--- WORK INSTRUCTION 1 ---
Answer these questions from the plot-device glossary, one per line:
(a) Which series' hack writers are named under "Burly Detective" Syndrome?
(b) To whom is "Call a Rabbit a Smeerp" attributed?
(c) What date is given for Chekhov's letter to Aleksandr Semenovich Lazarev?
--- WORK INSTRUCTION 2 ---
For each statement, say yes or no depending on whether the plot-device glossary supports it, and quote the words that decide it:
(a) Deus Ex Machina dates back to ancient Greece.
(b) Gingerbread is attributed to James Blish.
(c) In a backronym, the meaning behind the letters comes before the word.

--- DOCUMENT TEXT ---
<<<<
Plot Devices and literary words

Alien Space Bats – The term was originally used as a sarcastic attack on poorly written alternate histories due to lack of plausibility to create improbably plot divergences. Also refers to the use of Deus ex Machina in the form of Ancient Aliens.

Backronym – Same as an acronym but the word came first and the meaning behind the letters followed after.

Big Dumb Object (BDO) – The science fiction term refers to any mysterious object (usually of extraterrestrial or unknown origin and immense power) in a story which generates an intense sense of wonder just by being there. For example the Monoliths in 2001 A Space Odyssey, or The Void Ship in Doctor Who.

Brenda Starr dialogue – Long sections of talk with no physical background or description of the characters. Such dialogue, detached from the story’s setting, tends to echo hollowly, as if suspended in mid-air. Named for the American comic-strip in which dialogue balloons were often seen emerging from the Manhattan skyline.

“Burly Detective” Syndrome – This useful term is taken from SF’s cousin-genre, the detective-pulp. The hack writers of the Mike Shayne series showed an odd reluctance to use Shayne’s proper name, preferring such euphemisms as “the burly detective” or “the red-headed sleuth.” This syndrome arises from a wrong-headed conviction that the same word should not be used twice in close succession. This is only true of particularly strong and visible words, such as “vertiginous.” Better to re-use a simple tag or phrase than to contrive cumbersome methods of avoiding it.

Brand Name Fever – Use of brand name alone, without accompanying visual detail, to create false verisimilitude. You can stock a future with Honda and Sony and IBM and still have no idea with it looks like.

“Call a Rabbit a SmeerpA cheap technique for false exoticism, in which common elements of the real world are re-named for a fantastic milieu without any real alteration in their basic nature or behavior. “Smeerps” are especially common in fantasy worlds, where people often ride exotic steeds that look and act just like horses. (Attributed to James Blish.)

Chekhov’s gun – “One must not put a loaded rifle on the stage if no one is thinking of firing it.” – Anton Chekhov, letter to Aleksandr Semenovich Lazarev (pseudonym of A. S. Gruzinsky), 1 November 1889. It is a metaphor for a plot device or foreshadowing, which if shown or discussed should be used later.

Deus Ex Machina – Latin for: God from the machine. This device goes all the way back to ancient Greece, where a problem in the story is solved by the sudden invention of something that saves the day.  It’s often criticized as lacking imagination on the part of the author, as it often violates the internal logic of a story.

Gingerbread – Useless ornament in prose, such as fancy sesquipedalian Latinate words where short clear English ones will do. Novice authors sometimes use “gingerbread” in the hope of disguising faults and conveying an air of refinement. (Attr. Damon Knight)
>>>>
--- INPUT DATA ---
<<<<
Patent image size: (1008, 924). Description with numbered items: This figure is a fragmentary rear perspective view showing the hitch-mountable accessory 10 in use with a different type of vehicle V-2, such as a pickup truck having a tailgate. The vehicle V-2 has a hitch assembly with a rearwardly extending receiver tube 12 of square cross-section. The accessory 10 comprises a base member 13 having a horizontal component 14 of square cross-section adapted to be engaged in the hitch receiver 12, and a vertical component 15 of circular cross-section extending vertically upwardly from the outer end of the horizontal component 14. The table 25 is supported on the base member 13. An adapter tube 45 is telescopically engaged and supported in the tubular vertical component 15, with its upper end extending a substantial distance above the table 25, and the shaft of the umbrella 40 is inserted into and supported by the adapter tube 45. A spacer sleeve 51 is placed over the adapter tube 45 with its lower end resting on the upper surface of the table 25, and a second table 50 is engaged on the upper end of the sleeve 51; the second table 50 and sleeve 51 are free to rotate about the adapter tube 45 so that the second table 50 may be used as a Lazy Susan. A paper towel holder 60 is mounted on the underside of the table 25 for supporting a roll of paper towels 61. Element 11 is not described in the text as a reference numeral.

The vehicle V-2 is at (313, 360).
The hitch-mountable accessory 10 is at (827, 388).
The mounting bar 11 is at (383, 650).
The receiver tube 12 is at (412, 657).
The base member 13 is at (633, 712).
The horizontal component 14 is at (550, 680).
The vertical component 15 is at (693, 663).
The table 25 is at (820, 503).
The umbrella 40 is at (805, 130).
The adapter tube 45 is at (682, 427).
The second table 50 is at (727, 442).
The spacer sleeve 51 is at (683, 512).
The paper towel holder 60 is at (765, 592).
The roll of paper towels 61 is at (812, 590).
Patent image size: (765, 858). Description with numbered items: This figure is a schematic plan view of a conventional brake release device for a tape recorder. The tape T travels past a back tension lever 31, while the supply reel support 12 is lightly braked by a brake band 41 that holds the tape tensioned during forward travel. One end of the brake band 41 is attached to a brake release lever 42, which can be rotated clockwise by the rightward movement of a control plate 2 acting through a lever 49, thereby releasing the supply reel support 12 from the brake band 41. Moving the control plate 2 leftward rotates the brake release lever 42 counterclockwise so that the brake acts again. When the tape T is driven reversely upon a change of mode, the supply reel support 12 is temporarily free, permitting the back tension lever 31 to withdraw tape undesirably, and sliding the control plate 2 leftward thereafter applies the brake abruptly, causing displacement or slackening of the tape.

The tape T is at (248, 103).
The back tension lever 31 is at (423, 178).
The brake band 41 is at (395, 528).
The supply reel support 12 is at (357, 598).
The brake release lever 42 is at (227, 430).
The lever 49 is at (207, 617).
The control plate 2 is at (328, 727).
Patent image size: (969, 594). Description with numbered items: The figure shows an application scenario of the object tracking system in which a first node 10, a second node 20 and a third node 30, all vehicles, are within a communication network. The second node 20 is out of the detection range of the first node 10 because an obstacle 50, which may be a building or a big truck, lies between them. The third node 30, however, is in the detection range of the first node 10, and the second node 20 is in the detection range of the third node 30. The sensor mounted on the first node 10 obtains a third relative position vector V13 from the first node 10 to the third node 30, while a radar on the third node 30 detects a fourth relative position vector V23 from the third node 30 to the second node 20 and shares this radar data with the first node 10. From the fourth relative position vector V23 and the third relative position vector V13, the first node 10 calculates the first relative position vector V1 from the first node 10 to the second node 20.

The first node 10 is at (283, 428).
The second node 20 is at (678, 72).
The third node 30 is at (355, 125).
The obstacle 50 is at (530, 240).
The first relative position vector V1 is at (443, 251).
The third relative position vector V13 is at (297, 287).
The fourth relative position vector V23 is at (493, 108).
>>>>
--- ANSWER 1 ---
(a) The Mike Shayne series
(b) James Blish
(c) 1 November 1889

--- ANSWER 2 ---
(a) Yes: "This device goes all the way back to ancient Greece"
(b) No: "(Attr. Damon Knight)"
(c) No: "the word came first and the meaning behind the letters followed after"